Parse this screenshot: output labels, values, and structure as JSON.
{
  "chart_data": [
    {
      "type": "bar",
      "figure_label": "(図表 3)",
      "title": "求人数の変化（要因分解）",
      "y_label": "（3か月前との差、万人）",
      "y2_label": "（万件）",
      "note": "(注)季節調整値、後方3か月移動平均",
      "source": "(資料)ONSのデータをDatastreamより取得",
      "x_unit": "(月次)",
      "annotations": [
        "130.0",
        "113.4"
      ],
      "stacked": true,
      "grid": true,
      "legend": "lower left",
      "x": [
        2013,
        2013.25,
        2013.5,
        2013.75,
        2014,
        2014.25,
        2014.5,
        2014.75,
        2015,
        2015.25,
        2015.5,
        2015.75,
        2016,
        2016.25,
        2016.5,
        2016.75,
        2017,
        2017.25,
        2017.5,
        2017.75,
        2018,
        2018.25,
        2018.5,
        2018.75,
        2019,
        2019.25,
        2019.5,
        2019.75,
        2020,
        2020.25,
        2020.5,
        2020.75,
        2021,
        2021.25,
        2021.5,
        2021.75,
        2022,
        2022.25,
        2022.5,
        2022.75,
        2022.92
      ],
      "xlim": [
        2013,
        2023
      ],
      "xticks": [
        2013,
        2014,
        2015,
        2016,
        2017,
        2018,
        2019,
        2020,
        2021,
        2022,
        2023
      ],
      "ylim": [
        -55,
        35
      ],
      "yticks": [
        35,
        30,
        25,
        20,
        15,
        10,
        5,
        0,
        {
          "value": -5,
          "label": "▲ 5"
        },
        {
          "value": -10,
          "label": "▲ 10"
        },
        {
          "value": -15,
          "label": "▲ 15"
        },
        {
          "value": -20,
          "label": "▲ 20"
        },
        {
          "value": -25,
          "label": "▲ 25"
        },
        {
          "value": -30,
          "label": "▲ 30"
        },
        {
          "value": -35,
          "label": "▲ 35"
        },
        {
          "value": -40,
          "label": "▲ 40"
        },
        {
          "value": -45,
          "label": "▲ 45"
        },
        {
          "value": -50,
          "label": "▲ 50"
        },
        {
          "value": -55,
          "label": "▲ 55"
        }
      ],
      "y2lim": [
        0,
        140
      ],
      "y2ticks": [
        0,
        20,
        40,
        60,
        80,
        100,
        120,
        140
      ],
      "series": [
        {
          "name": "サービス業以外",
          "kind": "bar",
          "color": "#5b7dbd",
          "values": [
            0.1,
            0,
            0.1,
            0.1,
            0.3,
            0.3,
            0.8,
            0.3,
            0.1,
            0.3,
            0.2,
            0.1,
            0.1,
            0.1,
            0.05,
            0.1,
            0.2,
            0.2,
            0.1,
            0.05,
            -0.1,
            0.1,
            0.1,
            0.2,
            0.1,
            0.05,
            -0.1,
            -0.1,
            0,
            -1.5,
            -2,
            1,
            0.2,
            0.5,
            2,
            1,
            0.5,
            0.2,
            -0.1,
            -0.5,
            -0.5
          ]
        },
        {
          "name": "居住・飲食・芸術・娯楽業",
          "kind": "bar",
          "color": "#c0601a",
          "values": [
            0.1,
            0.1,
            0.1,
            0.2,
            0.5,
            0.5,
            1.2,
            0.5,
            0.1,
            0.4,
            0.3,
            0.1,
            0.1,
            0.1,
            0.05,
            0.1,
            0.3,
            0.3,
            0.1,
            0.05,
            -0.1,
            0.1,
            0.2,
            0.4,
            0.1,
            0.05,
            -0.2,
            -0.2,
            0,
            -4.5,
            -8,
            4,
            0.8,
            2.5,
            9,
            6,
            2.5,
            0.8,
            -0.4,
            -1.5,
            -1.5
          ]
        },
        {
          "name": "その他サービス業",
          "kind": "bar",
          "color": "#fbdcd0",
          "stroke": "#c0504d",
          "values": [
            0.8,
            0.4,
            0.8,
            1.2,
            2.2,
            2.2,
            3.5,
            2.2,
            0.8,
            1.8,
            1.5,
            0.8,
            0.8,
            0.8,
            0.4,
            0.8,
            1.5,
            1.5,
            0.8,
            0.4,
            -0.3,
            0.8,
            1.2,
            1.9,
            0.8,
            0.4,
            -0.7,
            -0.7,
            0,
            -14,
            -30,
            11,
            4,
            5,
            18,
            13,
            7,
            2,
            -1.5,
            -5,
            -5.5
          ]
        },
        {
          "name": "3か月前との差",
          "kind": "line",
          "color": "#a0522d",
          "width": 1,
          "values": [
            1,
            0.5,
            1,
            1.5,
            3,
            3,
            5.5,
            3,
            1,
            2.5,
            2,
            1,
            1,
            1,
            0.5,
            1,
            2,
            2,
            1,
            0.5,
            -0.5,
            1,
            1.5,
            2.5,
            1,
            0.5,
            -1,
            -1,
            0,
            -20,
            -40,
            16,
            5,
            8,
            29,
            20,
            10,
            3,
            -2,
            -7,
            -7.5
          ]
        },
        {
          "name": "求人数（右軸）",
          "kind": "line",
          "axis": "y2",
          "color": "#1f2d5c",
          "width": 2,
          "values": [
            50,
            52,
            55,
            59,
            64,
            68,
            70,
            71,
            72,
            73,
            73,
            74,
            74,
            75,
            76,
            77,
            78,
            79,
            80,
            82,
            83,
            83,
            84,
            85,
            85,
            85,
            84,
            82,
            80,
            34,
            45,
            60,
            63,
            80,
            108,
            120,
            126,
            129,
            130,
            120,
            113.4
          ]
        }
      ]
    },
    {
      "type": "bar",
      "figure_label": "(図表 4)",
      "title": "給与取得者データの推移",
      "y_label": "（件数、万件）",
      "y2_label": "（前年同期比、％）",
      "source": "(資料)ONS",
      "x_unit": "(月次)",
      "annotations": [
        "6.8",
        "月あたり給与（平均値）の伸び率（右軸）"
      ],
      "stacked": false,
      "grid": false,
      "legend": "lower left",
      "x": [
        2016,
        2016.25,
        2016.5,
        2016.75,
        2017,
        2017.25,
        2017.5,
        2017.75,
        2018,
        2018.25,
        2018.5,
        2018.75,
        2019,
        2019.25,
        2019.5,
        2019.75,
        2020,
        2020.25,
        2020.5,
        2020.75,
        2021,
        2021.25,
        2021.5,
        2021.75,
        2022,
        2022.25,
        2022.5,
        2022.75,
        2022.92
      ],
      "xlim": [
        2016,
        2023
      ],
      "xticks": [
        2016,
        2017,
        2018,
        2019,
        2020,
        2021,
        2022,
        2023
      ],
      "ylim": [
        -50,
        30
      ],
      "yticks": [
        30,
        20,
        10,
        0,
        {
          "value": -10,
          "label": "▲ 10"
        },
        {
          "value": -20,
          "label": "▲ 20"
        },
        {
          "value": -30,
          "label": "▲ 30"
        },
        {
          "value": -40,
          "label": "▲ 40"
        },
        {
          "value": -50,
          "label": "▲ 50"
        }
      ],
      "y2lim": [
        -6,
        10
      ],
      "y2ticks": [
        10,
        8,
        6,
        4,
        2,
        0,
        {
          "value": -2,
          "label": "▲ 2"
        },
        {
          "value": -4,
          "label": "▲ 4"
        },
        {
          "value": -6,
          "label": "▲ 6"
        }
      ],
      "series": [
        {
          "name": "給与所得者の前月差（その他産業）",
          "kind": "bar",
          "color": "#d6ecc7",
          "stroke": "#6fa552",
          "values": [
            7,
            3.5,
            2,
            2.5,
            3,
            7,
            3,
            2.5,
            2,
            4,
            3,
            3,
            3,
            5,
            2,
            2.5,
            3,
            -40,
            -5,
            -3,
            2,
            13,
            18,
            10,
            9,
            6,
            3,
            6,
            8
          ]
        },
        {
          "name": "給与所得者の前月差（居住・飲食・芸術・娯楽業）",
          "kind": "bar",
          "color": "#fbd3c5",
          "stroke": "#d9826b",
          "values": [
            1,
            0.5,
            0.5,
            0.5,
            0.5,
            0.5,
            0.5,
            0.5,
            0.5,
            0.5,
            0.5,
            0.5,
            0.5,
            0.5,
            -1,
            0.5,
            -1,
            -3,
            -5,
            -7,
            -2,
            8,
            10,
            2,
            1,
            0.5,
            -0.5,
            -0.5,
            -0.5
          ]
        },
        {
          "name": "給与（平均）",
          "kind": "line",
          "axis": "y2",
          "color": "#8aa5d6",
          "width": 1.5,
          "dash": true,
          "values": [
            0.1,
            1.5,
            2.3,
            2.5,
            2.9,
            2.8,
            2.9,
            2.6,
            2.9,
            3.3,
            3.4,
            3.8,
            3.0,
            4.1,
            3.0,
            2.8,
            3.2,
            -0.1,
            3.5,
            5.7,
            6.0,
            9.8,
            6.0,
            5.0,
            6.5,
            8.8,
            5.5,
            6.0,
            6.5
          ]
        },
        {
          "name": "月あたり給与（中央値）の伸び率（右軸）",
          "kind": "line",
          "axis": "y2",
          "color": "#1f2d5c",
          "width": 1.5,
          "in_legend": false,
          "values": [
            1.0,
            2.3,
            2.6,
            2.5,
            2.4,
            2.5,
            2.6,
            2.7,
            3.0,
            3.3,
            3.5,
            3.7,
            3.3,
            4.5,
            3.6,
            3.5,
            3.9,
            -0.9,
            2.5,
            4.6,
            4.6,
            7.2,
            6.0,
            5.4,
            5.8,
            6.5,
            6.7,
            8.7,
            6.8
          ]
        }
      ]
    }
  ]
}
----
▶ _Task statement_: Determine how many lines of this listing contain "stroke", and give only the number.

▶ _The answer_: 3